● **WORK INSTRUCTIONS**:
Write out again only the lines running from the one that contains "Output the text content of this document." to the end of the records below, including both the first and the last.

•••

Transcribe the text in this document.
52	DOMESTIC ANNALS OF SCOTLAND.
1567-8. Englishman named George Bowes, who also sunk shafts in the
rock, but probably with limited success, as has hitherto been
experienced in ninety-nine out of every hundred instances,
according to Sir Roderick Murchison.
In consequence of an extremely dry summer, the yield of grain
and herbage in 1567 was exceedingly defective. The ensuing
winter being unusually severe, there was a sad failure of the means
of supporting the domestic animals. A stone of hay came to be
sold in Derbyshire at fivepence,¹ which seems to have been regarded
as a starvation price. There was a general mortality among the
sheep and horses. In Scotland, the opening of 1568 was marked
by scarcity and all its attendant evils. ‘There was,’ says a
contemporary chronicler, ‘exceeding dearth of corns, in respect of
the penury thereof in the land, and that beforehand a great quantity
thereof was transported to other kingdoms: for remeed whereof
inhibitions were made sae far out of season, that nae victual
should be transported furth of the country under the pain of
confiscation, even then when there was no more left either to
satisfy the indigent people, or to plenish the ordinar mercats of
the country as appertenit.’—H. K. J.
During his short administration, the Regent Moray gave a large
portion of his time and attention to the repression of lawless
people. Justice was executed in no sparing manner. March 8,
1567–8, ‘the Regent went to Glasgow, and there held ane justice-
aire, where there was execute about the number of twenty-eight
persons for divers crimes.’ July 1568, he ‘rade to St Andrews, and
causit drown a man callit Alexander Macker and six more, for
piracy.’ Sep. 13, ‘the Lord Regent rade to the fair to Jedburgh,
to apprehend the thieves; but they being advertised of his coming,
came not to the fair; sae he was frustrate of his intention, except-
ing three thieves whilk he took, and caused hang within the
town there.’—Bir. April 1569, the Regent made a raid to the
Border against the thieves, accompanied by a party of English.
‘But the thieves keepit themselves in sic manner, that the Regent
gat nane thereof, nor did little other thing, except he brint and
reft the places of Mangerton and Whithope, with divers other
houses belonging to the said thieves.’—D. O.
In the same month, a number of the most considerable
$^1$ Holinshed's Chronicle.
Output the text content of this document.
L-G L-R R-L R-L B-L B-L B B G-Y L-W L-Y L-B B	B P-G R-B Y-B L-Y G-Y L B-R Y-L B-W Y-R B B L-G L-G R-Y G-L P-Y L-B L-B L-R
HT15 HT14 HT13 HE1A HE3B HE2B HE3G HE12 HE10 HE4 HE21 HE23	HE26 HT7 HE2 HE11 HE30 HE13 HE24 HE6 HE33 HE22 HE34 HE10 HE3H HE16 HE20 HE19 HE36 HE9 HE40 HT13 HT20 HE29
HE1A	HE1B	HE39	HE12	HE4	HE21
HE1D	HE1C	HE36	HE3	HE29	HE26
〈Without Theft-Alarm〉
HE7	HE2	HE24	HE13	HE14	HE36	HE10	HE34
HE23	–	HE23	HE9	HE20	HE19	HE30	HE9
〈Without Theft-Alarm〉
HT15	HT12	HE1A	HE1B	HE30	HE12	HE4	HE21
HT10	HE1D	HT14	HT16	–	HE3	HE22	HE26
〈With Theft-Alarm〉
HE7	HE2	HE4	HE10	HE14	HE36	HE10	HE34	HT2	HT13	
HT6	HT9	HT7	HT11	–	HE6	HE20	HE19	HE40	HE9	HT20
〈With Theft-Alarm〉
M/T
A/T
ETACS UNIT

•••

● **EXERCISE OUTPUT**:
Output the text content of this document.
L-G L-R R-L R-L B-L B-L B B G-Y L-W L-Y L-B B	B P-G R-B Y-B L-Y G-Y L B-R Y-L B-W Y-R B B L-G L-G R-Y G-L P-Y L-B L-B L-R
HT15 HT14 HT13 HE1A HE3B HE2B HE3G HE12 HE10 HE4 HE21 HE23	HE26 HT7 HE2 HE11 HE30 HE13 HE24 HE6 HE33 HE22 HE34 HE10 HE3H HE16 HE20 HE19 HE36 HE9 HE40 HT13 HT20 HE29
HE1A	HE1B	HE39	HE12	HE4	HE21
HE1D	HE1C	HE36	HE3	HE29	HE26
〈Without Theft-Alarm〉
HE7	HE2	HE24	HE13	HE14	HE36	HE10	HE34
HE23	–	HE23	HE9	HE20	HE19	HE30	HE9
〈Without Theft-Alarm〉
HT15	HT12	HE1A	HE1B	HE30	HE12	HE4	HE21
HT10	HE1D	HT14	HT16	–	HE3	HE22	HE26
〈With Theft-Alarm〉
HE7	HE2	HE4	HE10	HE14	HE36	HE10	HE34	HT2	HT13	
HT6	HT9	HT7	HT11	–	HE6	HE20	HE19	HE40	HE9	HT20
〈With Theft-Alarm〉
M/T
A/T
ETACS UNIT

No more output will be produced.